>> start
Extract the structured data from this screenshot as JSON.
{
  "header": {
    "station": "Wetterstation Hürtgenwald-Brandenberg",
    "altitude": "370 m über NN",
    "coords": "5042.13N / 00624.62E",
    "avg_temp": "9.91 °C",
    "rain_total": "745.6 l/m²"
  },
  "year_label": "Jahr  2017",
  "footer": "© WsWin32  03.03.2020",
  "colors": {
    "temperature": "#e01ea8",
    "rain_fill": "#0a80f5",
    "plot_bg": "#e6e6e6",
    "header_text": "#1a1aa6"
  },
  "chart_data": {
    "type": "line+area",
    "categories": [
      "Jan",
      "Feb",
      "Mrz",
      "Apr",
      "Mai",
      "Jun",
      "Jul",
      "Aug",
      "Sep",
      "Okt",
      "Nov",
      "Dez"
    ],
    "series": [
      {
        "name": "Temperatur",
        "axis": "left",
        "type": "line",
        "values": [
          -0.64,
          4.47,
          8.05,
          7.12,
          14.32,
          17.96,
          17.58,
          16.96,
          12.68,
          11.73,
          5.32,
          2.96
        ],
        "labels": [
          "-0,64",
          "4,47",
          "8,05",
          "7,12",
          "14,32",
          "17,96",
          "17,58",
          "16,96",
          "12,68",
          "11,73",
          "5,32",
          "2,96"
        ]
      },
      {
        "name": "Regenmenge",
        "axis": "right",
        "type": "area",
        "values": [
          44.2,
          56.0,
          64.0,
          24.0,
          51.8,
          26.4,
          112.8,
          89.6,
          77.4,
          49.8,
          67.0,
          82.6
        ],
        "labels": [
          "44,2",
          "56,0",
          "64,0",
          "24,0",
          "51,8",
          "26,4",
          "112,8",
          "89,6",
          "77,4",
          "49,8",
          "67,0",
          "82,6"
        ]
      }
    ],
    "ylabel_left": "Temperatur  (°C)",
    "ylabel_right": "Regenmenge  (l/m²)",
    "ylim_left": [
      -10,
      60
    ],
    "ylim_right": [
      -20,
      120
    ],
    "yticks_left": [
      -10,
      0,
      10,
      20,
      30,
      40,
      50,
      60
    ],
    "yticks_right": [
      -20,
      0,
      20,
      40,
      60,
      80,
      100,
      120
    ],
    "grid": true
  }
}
>> end
> YOUR OBJECTIVE:
Above are some records. Print them all exactly.

> ANSWER TO THIS PROBLEM:
Extract the structured data from this screenshot as JSON.
{
  "header": {
    "station": "Wetterstation Hürtgenwald-Brandenberg",
    "altitude": "370 m über NN",
    "coords": "5042.13N / 00624.62E",
    "avg_temp": "9.91 °C",
    "rain_total": "745.6 l/m²"
  },
  "year_label": "Jahr  2017",
  "footer": "© WsWin32  03.03.2020",
  "colors": {
    "temperature": "#e01ea8",
    "rain_fill": "#0a80f5",
    "plot_bg": "#e6e6e6",
    "header_text": "#1a1aa6"
  },
  "chart_data": {
    "type": "line+area",
    "categories": [
      "Jan",
      "Feb",
      "Mrz",
      "Apr",
      "Mai",
      "Jun",
      "Jul",
      "Aug",
      "Sep",
      "Okt",
      "Nov",
      "Dez"
    ],
    "series": [
      {
        "name": "Temperatur",
        "axis": "left",
        "type": "line",
        "values": [
          -0.64,
          4.47,
          8.05,
          7.12,
          14.32,
          17.96,
          17.58,
          16.96,
          12.68,
          11.73,
          5.32,
          2.96
        ],
        "labels": [
          "-0,64",
          "4,47",
          "8,05",
          "7,12",
          "14,32",
          "17,96",
          "17,58",
          "16,96",
          "12,68",
          "11,73",
          "5,32",
          "2,96"
        ]
      },
      {
        "name": "Regenmenge",
        "axis": "right",
        "type": "area",
        "values": [
          44.2,
          56.0,
          64.0,
          24.0,
          51.8,
          26.4,
          112.8,
          89.6,
          77.4,
          49.8,
          67.0,
          82.6
        ],
        "labels": [
          "44,2",
          "56,0",
          "64,0",
          "24,0",
          "51,8",
          "26,4",
          "112,8",
          "89,6",
          "77,4",
          "49,8",
          "67,0",
          "82,6"
        ]
      }
    ],
    "ylabel_left": "Temperatur  (°C)",
    "ylabel_right": "Regenmenge  (l/m²)",
    "ylim_left": [
      -10,
      60
    ],
    "ylim_right": [
      -20,
      120
    ],
    "yticks_left": [
      -10,
      0,
      10,
      20,
      30,
      40,
      50,
      60
    ],
    "yticks_right": [
      -20,
      0,
      20,
      40,
      60,
      80,
      100,
      120
    ],
    "grid": true
  }
}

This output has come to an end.